▶ MATERIAL SHOWN:
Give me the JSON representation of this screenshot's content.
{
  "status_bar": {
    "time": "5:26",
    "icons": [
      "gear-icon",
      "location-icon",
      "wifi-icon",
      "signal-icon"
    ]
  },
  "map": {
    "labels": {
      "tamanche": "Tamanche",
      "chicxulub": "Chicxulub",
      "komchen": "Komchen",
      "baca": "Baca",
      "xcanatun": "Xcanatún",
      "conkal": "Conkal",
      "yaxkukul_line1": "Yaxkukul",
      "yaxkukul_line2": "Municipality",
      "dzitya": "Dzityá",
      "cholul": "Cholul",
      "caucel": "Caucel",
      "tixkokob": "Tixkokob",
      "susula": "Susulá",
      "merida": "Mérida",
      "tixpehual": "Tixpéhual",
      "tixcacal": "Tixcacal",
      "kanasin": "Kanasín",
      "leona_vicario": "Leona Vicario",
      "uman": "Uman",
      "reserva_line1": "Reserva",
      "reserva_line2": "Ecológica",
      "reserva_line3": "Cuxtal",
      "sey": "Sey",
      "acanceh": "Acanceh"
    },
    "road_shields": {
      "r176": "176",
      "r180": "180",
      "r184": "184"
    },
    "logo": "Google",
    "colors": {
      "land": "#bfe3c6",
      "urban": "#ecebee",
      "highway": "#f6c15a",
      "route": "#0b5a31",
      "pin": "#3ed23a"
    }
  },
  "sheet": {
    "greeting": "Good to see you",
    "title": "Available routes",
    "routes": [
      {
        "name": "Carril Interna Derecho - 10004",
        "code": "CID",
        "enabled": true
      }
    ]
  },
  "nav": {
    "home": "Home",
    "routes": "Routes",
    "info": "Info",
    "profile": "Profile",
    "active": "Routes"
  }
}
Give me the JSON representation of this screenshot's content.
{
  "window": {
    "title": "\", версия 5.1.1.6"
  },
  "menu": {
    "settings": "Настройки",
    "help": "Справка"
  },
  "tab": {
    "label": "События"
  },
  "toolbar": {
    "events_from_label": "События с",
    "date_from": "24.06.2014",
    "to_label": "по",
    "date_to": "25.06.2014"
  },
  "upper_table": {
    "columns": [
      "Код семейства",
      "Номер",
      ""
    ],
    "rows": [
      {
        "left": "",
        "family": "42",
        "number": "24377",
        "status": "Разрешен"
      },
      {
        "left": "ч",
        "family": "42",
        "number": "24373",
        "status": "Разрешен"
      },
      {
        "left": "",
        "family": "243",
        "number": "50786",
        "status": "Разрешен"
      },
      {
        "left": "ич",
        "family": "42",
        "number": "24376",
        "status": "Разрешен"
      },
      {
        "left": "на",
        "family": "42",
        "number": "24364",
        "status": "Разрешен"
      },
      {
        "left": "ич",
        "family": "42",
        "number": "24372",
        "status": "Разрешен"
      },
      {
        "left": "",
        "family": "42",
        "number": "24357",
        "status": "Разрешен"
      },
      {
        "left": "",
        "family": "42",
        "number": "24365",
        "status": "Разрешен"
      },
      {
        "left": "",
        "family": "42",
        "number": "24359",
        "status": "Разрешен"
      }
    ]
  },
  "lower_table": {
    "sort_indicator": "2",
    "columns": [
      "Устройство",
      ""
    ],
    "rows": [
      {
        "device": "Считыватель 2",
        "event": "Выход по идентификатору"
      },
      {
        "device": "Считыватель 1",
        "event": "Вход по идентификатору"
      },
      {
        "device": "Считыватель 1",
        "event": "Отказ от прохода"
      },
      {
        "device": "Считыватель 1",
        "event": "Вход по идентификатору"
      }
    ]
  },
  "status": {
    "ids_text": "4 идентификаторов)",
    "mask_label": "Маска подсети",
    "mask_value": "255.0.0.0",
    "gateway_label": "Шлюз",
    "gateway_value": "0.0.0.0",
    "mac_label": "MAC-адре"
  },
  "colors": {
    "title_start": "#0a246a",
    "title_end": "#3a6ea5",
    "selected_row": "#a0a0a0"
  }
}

▶ INSTRUCTIONS FOR THE TASK:
Find the word "События" in the entries, and copy every line it shows up in.

▶ OUTPUT:
    "label": "События"
    "events_from_label": "События с",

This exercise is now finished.